[WORK TO COMPLETE]: Pull out every line with the word "Celery".

-- begin TASK MATERIAL --

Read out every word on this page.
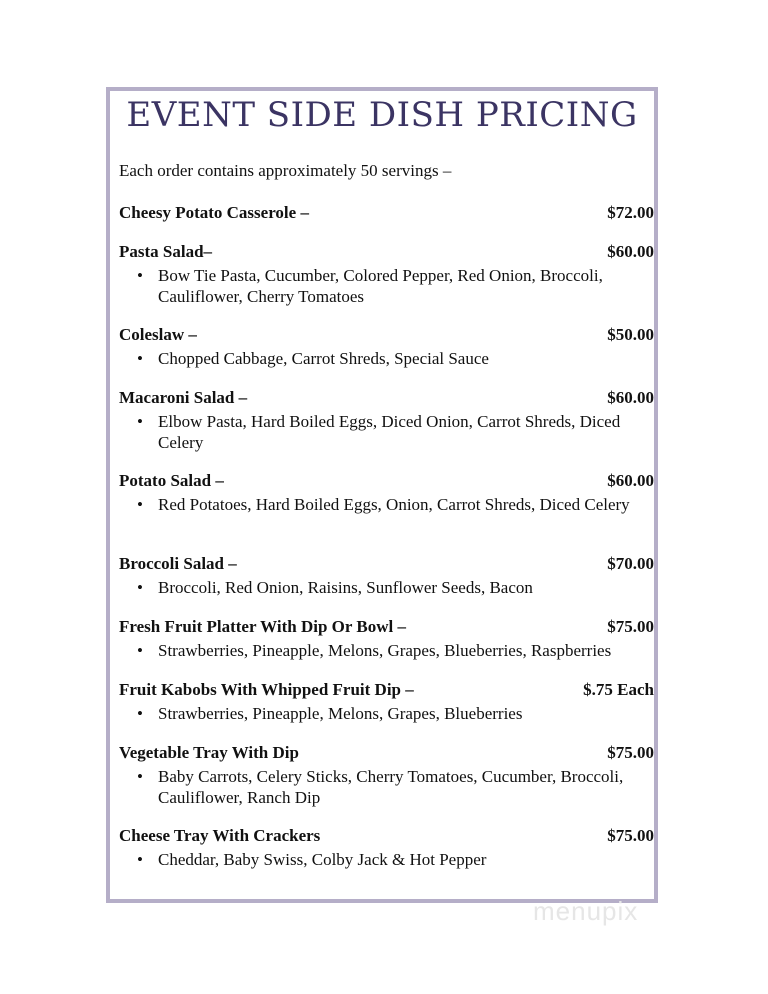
EVENT SIDE DISH PRICING
Each order contains approximately 50 servings –
Cheesy Potato Casserole –	$72.00
Pasta Salad–	$60.00
• Bow Tie Pasta, Cucumber, Colored Pepper, Red Onion, Broccoli, Cauliflower, Cherry Tomatoes
Coleslaw –	$50.00
• Chopped Cabbage, Carrot Shreds, Special Sauce
Macaroni Salad –	$60.00
• Elbow Pasta, Hard Boiled Eggs, Diced Onion, Carrot Shreds, Diced Celery
Potato Salad –	$60.00
• Red Potatoes, Hard Boiled Eggs, Onion, Carrot Shreds, Diced Celery
Broccoli Salad –	$70.00
• Broccoli, Red Onion, Raisins, Sunflower Seeds, Bacon
Fresh Fruit Platter With Dip Or Bowl –	$75.00
• Strawberries, Pineapple, Melons, Grapes, Blueberries, Raspberries
Fruit Kabobs With Whipped Fruit Dip –	$.75 Each
• Strawberries, Pineapple, Melons, Grapes, Blueberries
Vegetable Tray With Dip	$75.00
• Baby Carrots, Celery Sticks, Cherry Tomatoes, Cucumber, Broccoli, Cauliflower, Ranch Dip
Cheese Tray With Crackers	$75.00
• Cheddar, Baby Swiss, Colby Jack & Hot Pepper
menupix
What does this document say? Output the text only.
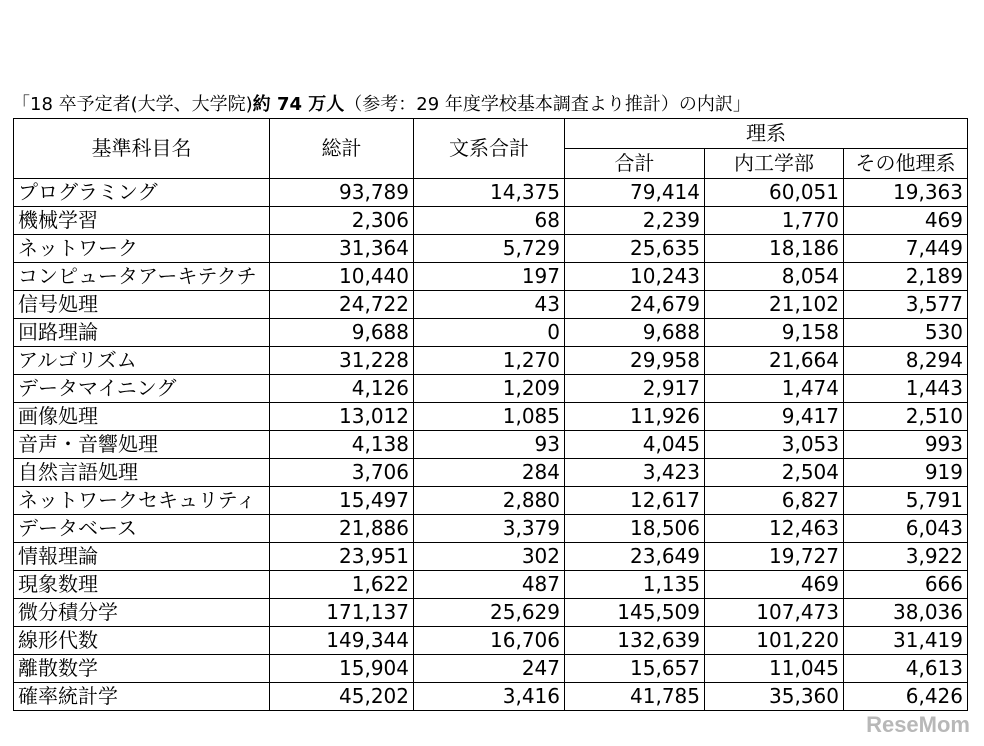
「18 卒予定者(大学、大学院)約 74 万人（参考：29 年度学校基本調査より推計）の内訳」
基準科目名	総計	文系合計	理系		
			合計	内工学部	その他理系
プログラミング	93,789	14,375	79,414	60,051	19,363
機械学習	2,306	68	2,239	1,770	469
ネットワーク	31,364	5,729	25,635	18,186	7,449
コンピュータアーキテクチ	10,440	197	10,243	8,054	2,189
信号処理	24,722	43	24,679	21,102	3,577
回路理論	9,688	0	9,688	9,158	530
アルゴリズム	31,228	1,270	29,958	21,664	8,294
データマイニング	4,126	1,209	2,917	1,474	1,443
画像処理	13,012	1,085	11,926	9,417	2,510
音声・音響処理	4,138	93	4,045	3,053	993
自然言語処理	3,706	284	3,423	2,504	919
ネットワークセキュリティ	15,497	2,880	12,617	6,827	5,791
データベース	21,886	3,379	18,506	12,463	6,043
情報理論	23,951	302	23,649	19,727	3,922
現象数理	1,622	487	1,135	469	666
微分積分学	171,137	25,629	145,509	107,473	38,036
線形代数	149,344	16,706	132,639	101,220	31,419
離散数学	15,904	247	15,657	11,045	4,613
確率統計学	45,202	3,416	41,785	35,360	6,426
ReseMom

-- end TASK MATERIAL --

[THE ANSWER]:
• Elbow Pasta, Hard Boiled Eggs, Diced Onion, Carrot Shreds, Diced Celery
• Red Potatoes, Hard Boiled Eggs, Onion, Carrot Shreds, Diced Celery
• Baby Carrots, Celery Sticks, Cherry Tomatoes, Cucumber, Broccoli, Cauliflower, Ranch Dip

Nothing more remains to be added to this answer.